▶ [TASK OBJECTIVE]: From the entries below, copy every line that holds the word "cells".

Data records
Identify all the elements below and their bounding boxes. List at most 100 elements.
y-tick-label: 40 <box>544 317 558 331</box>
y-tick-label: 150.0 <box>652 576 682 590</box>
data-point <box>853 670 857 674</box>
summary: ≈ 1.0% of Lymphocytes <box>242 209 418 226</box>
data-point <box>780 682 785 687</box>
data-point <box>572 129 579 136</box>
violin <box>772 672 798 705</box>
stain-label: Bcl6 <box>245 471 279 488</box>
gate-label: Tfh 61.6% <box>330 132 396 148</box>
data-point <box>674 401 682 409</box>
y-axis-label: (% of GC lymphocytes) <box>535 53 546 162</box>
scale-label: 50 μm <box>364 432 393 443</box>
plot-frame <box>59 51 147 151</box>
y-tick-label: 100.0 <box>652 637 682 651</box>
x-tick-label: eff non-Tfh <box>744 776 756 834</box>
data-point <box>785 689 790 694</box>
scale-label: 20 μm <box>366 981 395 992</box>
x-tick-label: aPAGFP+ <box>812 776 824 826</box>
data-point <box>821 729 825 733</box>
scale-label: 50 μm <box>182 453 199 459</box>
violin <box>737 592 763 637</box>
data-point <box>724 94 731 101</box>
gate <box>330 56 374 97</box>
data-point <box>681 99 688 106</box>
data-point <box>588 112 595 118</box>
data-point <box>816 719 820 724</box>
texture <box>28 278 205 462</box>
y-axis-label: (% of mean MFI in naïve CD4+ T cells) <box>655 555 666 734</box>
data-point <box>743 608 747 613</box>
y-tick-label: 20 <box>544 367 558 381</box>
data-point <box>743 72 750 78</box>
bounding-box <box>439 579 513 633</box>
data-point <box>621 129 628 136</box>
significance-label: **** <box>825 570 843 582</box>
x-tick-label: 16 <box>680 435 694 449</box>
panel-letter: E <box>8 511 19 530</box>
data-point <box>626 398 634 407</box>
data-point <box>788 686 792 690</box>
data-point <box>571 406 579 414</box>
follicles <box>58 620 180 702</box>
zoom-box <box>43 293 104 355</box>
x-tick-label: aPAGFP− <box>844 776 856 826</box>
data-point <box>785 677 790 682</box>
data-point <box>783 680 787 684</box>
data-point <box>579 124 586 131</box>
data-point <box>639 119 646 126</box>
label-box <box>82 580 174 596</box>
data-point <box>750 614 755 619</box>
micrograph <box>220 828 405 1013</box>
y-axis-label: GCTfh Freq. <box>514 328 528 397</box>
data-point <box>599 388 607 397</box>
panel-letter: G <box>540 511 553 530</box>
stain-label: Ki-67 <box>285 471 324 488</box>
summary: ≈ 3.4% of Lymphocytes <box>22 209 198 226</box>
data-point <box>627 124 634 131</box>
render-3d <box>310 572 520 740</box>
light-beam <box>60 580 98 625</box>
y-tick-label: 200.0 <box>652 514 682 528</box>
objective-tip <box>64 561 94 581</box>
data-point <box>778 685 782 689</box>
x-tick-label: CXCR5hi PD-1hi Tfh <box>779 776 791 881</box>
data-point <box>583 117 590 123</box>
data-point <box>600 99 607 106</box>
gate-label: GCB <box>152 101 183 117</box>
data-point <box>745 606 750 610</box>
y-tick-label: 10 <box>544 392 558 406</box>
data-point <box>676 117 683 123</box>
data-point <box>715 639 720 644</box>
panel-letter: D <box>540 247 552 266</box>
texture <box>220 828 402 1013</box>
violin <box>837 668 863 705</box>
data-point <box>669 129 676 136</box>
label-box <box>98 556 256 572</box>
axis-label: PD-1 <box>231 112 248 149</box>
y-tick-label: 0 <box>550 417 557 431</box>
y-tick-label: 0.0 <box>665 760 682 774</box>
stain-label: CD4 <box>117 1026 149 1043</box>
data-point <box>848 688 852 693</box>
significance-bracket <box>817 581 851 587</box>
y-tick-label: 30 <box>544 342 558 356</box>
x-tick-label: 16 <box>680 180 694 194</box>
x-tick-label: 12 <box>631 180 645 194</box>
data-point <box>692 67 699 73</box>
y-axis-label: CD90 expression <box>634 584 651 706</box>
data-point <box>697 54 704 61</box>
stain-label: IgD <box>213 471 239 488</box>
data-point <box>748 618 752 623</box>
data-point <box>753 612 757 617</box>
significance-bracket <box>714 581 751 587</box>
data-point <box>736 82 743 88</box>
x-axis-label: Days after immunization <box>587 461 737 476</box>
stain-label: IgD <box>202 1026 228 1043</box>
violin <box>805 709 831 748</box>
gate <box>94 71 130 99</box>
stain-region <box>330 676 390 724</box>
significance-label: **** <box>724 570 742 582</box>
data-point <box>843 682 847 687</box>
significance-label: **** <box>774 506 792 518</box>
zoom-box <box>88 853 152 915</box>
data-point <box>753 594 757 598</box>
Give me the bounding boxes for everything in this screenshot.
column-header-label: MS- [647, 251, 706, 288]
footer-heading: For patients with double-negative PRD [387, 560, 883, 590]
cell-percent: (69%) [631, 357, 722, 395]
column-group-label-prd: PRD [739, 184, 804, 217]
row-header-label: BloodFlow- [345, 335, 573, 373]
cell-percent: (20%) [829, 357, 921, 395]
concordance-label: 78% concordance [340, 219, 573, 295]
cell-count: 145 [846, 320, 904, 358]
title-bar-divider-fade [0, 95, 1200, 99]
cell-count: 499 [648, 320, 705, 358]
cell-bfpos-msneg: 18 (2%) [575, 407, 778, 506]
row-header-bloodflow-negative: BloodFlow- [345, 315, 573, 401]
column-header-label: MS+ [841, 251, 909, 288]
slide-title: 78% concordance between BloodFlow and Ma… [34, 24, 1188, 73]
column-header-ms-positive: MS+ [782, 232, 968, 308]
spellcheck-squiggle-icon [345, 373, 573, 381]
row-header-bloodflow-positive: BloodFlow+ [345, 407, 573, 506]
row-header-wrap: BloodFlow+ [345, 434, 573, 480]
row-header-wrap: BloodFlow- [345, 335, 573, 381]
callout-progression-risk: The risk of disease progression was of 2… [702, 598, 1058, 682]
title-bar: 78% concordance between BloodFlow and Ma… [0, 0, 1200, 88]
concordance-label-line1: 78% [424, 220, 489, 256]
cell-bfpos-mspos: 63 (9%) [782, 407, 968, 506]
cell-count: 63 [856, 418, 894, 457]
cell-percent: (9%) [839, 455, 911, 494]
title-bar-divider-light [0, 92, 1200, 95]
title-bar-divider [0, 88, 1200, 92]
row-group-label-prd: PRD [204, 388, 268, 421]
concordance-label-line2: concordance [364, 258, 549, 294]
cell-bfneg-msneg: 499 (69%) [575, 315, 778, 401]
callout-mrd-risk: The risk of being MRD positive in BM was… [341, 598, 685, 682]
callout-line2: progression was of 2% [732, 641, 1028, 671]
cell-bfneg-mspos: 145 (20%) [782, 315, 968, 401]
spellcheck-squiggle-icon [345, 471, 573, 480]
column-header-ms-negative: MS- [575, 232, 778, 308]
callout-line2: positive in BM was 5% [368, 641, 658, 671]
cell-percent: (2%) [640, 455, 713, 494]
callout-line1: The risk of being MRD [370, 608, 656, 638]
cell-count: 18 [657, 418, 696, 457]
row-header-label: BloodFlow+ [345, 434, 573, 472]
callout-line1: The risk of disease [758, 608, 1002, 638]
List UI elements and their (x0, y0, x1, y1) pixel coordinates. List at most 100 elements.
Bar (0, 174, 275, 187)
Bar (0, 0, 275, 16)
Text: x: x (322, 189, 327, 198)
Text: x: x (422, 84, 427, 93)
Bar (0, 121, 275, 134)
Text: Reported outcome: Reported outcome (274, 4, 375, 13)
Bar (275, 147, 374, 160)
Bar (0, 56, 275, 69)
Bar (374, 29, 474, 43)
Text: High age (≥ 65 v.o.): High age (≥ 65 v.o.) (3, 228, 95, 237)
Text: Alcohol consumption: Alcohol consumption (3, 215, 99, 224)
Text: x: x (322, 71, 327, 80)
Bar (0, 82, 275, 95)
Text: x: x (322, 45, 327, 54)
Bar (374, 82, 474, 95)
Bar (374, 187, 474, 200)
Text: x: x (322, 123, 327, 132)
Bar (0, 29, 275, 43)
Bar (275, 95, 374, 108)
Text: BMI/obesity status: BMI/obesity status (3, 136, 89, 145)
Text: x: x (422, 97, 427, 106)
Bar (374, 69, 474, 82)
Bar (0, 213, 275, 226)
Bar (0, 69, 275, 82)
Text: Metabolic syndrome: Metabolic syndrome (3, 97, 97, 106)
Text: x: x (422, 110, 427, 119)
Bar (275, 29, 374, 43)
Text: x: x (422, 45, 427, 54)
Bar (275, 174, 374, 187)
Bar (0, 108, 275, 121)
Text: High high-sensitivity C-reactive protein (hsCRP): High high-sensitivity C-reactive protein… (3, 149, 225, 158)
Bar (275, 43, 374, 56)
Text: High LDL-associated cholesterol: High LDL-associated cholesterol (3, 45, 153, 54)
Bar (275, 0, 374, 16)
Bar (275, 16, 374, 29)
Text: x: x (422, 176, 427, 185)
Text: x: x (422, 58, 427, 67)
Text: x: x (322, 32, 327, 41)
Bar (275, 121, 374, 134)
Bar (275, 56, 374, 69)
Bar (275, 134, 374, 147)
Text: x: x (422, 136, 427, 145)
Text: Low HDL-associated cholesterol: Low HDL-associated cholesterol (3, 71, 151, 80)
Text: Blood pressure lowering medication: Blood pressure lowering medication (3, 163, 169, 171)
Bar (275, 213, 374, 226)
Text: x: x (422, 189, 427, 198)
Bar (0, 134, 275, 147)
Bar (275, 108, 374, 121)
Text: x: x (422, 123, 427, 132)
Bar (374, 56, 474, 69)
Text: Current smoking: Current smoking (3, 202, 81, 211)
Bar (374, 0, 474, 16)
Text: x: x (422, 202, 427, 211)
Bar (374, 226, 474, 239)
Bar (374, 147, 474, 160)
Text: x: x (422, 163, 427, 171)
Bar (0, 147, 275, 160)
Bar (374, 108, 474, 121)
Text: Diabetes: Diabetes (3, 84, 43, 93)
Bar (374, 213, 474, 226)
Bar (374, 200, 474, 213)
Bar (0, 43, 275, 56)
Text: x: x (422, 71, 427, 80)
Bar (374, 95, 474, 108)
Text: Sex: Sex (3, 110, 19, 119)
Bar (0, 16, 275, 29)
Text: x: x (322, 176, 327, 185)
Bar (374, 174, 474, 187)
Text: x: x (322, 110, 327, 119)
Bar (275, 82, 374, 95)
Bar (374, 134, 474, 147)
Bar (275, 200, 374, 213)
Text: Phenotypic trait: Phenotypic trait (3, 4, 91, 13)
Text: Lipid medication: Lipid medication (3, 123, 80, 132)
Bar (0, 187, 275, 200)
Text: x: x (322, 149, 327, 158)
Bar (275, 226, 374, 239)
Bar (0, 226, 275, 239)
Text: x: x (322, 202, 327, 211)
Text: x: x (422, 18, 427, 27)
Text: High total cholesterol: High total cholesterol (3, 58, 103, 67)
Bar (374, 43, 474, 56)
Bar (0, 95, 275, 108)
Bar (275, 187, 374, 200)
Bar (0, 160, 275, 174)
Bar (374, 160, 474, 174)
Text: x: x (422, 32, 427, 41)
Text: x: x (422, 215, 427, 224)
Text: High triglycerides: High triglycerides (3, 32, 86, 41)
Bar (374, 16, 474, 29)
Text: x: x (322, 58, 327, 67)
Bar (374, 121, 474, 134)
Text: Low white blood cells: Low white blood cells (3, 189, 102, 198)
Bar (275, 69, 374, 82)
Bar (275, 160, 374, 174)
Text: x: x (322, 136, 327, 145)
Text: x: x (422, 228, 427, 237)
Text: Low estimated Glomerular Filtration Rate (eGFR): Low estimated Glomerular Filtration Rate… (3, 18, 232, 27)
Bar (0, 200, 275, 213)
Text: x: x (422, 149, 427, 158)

▶ [YOUR SOLUTION]:
y-axis-label: (% of mean MFI in naïve CD4+ T cells) <box>655 555 666 734</box>
Text: Low white blood cells: Low white blood cells (3, 189, 102, 198)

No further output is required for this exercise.